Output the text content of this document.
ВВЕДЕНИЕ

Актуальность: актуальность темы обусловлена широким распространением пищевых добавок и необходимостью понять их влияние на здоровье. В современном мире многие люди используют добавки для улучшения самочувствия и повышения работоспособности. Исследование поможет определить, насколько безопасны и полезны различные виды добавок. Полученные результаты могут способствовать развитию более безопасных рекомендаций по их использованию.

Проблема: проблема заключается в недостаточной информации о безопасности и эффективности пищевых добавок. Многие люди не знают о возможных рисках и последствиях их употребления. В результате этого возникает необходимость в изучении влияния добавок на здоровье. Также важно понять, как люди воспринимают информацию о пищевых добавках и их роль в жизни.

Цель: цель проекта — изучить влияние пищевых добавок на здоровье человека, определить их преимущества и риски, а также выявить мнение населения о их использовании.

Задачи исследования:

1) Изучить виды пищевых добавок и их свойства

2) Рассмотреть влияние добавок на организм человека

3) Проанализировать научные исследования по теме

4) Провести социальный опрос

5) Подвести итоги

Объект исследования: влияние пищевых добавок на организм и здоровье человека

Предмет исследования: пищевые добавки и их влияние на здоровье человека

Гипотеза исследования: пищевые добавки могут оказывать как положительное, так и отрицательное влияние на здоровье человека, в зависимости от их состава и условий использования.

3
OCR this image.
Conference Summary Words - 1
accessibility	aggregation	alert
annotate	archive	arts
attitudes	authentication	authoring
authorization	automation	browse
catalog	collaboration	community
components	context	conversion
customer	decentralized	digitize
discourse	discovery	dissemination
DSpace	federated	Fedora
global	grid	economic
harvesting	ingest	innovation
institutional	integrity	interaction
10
□ □ □ □
Say how many lines in this listing hold the string "человека", giving the count and nothing more.

5